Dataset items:
▬▬▬

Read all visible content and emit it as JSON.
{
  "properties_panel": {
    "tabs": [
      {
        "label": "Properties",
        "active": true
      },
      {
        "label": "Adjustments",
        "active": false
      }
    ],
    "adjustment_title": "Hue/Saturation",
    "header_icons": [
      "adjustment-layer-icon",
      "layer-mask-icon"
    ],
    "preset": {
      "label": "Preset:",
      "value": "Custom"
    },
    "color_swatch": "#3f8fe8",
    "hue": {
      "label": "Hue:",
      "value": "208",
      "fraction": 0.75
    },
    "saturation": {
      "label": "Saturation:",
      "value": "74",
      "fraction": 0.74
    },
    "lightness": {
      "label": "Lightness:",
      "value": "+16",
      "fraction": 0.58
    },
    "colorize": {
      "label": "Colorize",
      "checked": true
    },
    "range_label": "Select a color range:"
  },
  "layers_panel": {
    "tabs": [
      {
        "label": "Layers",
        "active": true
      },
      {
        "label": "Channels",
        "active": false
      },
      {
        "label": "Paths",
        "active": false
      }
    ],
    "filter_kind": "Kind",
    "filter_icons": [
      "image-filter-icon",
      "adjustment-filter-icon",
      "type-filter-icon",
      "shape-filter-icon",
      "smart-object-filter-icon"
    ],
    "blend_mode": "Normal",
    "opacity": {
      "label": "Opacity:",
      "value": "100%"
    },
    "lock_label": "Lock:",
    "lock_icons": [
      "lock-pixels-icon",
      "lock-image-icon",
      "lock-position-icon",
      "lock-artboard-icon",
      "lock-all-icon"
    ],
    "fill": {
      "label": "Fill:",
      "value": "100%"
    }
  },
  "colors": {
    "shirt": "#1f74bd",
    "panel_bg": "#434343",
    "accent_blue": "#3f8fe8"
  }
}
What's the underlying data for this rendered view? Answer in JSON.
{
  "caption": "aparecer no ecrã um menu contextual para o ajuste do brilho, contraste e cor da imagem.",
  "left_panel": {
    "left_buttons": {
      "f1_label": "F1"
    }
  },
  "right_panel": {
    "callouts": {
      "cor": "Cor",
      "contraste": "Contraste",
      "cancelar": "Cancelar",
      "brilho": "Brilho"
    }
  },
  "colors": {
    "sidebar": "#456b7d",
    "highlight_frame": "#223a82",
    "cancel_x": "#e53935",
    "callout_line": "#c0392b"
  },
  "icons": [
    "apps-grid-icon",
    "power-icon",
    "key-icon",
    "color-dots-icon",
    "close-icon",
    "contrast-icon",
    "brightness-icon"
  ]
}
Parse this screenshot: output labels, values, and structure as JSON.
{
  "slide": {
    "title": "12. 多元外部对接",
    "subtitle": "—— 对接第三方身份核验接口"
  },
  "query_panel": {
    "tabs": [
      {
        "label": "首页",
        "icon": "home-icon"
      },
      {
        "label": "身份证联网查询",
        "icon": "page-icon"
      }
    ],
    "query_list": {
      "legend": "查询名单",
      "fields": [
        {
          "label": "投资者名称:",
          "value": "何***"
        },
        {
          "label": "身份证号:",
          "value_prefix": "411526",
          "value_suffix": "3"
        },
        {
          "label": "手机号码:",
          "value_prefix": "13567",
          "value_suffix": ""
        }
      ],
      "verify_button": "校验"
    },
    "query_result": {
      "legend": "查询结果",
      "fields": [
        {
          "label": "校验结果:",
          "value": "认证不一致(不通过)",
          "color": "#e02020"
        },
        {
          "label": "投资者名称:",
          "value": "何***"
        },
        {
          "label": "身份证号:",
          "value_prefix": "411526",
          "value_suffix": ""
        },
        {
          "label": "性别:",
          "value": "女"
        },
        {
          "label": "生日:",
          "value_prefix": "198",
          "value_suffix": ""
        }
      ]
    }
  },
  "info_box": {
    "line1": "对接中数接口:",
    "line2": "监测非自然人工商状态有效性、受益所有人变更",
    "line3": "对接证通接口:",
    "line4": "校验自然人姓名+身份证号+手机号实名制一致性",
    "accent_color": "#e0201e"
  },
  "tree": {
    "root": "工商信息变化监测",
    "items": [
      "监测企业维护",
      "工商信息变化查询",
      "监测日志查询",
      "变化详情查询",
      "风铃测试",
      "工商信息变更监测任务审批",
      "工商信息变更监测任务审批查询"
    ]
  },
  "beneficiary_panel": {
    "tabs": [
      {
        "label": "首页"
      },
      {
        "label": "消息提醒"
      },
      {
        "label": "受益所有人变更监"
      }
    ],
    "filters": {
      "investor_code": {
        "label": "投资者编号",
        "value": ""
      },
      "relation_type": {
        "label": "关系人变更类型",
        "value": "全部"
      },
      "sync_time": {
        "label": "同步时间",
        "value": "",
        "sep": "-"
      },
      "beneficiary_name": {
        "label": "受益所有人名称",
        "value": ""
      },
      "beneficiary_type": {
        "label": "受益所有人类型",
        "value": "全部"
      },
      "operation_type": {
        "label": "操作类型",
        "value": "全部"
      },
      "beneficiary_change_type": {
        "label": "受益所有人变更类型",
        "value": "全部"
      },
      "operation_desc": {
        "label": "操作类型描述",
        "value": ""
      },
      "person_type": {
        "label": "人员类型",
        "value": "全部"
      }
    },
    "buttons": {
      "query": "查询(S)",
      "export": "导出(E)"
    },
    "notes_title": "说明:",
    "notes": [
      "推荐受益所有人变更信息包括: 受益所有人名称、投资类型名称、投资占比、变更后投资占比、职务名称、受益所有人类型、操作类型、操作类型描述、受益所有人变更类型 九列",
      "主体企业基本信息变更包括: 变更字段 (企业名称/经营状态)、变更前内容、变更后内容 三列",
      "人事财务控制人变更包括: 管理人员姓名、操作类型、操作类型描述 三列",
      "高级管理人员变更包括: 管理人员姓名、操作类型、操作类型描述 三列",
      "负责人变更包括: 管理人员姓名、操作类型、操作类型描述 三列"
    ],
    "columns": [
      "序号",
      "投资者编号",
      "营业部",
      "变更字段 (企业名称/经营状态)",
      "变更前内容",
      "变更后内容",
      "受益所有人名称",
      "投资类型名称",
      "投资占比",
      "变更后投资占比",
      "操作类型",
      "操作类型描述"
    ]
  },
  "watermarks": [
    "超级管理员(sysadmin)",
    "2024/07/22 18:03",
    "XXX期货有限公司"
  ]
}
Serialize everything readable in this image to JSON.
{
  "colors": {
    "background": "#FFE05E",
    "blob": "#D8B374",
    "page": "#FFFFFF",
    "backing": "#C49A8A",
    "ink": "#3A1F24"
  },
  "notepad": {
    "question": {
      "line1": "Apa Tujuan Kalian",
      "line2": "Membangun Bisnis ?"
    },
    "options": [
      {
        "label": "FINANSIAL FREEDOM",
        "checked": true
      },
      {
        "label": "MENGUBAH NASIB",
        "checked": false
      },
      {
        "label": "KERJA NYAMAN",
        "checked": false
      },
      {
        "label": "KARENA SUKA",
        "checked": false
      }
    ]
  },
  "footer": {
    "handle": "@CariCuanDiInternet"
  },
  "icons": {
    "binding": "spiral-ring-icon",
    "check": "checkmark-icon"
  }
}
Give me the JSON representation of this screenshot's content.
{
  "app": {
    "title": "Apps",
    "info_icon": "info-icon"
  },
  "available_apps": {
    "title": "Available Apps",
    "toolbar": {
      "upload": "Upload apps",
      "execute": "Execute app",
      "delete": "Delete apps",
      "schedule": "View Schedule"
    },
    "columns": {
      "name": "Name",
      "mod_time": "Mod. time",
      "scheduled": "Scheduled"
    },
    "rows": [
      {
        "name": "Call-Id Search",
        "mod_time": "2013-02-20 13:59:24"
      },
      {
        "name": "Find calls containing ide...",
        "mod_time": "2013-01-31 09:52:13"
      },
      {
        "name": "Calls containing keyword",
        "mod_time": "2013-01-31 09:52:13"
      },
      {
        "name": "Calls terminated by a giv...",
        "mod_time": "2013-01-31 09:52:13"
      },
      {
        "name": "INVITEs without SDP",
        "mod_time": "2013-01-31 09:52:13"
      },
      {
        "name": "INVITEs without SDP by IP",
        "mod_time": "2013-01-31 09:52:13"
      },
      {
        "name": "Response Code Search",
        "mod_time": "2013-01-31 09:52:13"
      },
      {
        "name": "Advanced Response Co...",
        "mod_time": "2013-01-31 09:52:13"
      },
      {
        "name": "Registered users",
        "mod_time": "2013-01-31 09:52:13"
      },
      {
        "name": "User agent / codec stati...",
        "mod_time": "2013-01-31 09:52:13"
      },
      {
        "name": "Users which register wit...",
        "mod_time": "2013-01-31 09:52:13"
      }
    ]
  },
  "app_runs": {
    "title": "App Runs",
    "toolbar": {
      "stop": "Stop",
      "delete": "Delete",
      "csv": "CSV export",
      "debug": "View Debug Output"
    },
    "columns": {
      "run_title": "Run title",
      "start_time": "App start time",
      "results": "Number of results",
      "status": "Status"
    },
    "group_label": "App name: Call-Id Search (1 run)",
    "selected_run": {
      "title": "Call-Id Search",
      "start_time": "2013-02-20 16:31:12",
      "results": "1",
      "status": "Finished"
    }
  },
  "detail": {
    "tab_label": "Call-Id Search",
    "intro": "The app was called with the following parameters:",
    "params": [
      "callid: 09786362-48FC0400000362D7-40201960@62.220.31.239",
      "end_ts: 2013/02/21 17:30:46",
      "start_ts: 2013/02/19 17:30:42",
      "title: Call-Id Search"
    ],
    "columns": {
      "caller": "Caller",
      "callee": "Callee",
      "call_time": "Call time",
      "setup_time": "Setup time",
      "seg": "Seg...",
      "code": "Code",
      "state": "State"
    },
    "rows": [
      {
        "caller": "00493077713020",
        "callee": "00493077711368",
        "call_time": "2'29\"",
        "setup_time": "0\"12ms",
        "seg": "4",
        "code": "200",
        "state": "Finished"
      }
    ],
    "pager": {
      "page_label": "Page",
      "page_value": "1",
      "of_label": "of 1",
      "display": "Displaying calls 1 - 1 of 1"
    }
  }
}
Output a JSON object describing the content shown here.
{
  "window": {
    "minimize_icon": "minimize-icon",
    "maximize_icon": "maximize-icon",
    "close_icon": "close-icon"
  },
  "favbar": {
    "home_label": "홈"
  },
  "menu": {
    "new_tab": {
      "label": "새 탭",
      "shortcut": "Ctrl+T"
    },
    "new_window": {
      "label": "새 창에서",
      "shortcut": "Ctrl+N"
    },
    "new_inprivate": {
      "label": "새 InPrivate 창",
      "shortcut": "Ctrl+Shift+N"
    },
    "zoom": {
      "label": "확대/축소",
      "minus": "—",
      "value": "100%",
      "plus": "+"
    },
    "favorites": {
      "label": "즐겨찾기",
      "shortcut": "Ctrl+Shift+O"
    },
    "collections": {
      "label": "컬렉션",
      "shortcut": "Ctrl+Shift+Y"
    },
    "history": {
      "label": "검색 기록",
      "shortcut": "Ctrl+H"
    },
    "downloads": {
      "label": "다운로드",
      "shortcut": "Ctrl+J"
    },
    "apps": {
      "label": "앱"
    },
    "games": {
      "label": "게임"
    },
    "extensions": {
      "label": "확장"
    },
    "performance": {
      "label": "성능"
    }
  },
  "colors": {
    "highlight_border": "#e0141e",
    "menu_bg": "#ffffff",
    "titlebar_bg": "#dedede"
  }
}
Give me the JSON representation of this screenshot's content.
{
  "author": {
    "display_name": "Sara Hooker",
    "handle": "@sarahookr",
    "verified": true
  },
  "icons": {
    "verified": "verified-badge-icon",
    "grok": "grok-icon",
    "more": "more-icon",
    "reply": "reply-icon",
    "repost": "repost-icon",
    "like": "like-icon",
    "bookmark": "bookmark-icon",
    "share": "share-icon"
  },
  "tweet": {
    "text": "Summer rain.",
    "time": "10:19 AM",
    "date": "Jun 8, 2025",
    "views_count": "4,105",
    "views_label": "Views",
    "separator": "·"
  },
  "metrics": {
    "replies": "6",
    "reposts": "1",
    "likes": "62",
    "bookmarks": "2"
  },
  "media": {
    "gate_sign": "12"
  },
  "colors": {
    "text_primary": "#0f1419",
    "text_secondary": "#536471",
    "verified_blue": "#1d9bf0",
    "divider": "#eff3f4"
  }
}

▬▬▬

_Work to be completed_. Find every line in the records above that contains the word "管理人员姓名", and copy each one.

_Task result_.
      "人事财务控制人变更包括: 管理人员姓名、操作类型、操作类型描述 三列",
      "高级管理人员变更包括: 管理人员姓名、操作类型、操作类型描述 三列",
      "负责人变更包括: 管理人员姓名、操作类型、操作类型描述 三列"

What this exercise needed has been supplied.